| OBJECTIVE |
Print the complete set of entries exactly.

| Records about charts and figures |
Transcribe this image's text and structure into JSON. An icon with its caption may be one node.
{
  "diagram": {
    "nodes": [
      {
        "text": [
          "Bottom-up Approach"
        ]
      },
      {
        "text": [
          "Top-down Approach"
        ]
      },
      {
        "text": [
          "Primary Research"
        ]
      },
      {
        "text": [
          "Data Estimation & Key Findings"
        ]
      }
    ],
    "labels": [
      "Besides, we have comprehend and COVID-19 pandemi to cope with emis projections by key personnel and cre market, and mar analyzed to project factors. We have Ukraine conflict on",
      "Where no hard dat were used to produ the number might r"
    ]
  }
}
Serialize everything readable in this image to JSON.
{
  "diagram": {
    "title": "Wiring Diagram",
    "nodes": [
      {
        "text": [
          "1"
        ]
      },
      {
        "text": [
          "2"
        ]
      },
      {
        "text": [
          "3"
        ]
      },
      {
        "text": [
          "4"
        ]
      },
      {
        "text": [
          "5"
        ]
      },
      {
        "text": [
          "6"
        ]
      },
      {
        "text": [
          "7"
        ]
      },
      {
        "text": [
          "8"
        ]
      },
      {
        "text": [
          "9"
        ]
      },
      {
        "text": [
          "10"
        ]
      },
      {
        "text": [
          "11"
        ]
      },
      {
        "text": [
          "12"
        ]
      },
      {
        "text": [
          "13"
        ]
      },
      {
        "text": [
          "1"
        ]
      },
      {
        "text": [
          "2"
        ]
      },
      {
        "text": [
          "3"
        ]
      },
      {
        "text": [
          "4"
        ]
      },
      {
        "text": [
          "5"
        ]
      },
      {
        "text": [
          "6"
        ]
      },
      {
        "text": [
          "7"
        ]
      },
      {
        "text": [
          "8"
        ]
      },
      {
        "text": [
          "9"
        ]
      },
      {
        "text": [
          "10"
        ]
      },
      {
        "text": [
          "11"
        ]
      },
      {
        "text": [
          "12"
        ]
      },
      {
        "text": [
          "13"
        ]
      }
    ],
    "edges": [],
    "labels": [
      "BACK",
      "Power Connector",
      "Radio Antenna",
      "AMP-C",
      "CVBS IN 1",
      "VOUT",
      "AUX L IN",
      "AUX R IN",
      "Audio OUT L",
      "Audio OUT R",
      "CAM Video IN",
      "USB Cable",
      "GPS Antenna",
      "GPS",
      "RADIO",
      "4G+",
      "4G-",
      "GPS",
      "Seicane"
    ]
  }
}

| RESPONSE TO THIS EXERCISE |
Transcribe this image's text and structure into JSON. An icon with its caption may be one node.
{
  "diagram": {
    "nodes": [
      {
        "text": [
          "Bottom-up Approach"
        ]
      },
      {
        "text": [
          "Top-down Approach"
        ]
      },
      {
        "text": [
          "Primary Research"
        ]
      },
      {
        "text": [
          "Data Estimation & Key Findings"
        ]
      }
    ],
    "labels": [
      "Besides, we have comprehend and COVID-19 pandemi to cope with emis projections by key personnel and cre market, and mar analyzed to project factors. We have Ukraine conflict on",
      "Where no hard dat were used to produ the number might r"
    ]
  }
}
Serialize everything readable in this image to JSON.
{
  "diagram": {
    "title": "Wiring Diagram",
    "nodes": [
      {
        "text": [
          "1"
        ]
      },
      {
        "text": [
          "2"
        ]
      },
      {
        "text": [
          "3"
        ]
      },
      {
        "text": [
          "4"
        ]
      },
      {
        "text": [
          "5"
        ]
      },
      {
        "text": [
          "6"
        ]
      },
      {
        "text": [
          "7"
        ]
      },
      {
        "text": [
          "8"
        ]
      },
      {
        "text": [
          "9"
        ]
      },
      {
        "text": [
          "10"
        ]
      },
      {
        "text": [
          "11"
        ]
      },
      {
        "text": [
          "12"
        ]
      },
      {
        "text": [
          "13"
        ]
      },
      {
        "text": [
          "1"
        ]
      },
      {
        "text": [
          "2"
        ]
      },
      {
        "text": [
          "3"
        ]
      },
      {
        "text": [
          "4"
        ]
      },
      {
        "text": [
          "5"
        ]
      },
      {
        "text": [
          "6"
        ]
      },
      {
        "text": [
          "7"
        ]
      },
      {
        "text": [
          "8"
        ]
      },
      {
        "text": [
          "9"
        ]
      },
      {
        "text": [
          "10"
        ]
      },
      {
        "text": [
          "11"
        ]
      },
      {
        "text": [
          "12"
        ]
      },
      {
        "text": [
          "13"
        ]
      }
    ],
    "edges": [],
    "labels": [
      "BACK",
      "Power Connector",
      "Radio Antenna",
      "AMP-C",
      "CVBS IN 1",
      "VOUT",
      "AUX L IN",
      "AUX R IN",
      "Audio OUT L",
      "Audio OUT R",
      "CAM Video IN",
      "USB Cable",
      "GPS Antenna",
      "GPS",
      "RADIO",
      "4G+",
      "4G-",
      "GPS",
      "Seicane"
    ]
  }
}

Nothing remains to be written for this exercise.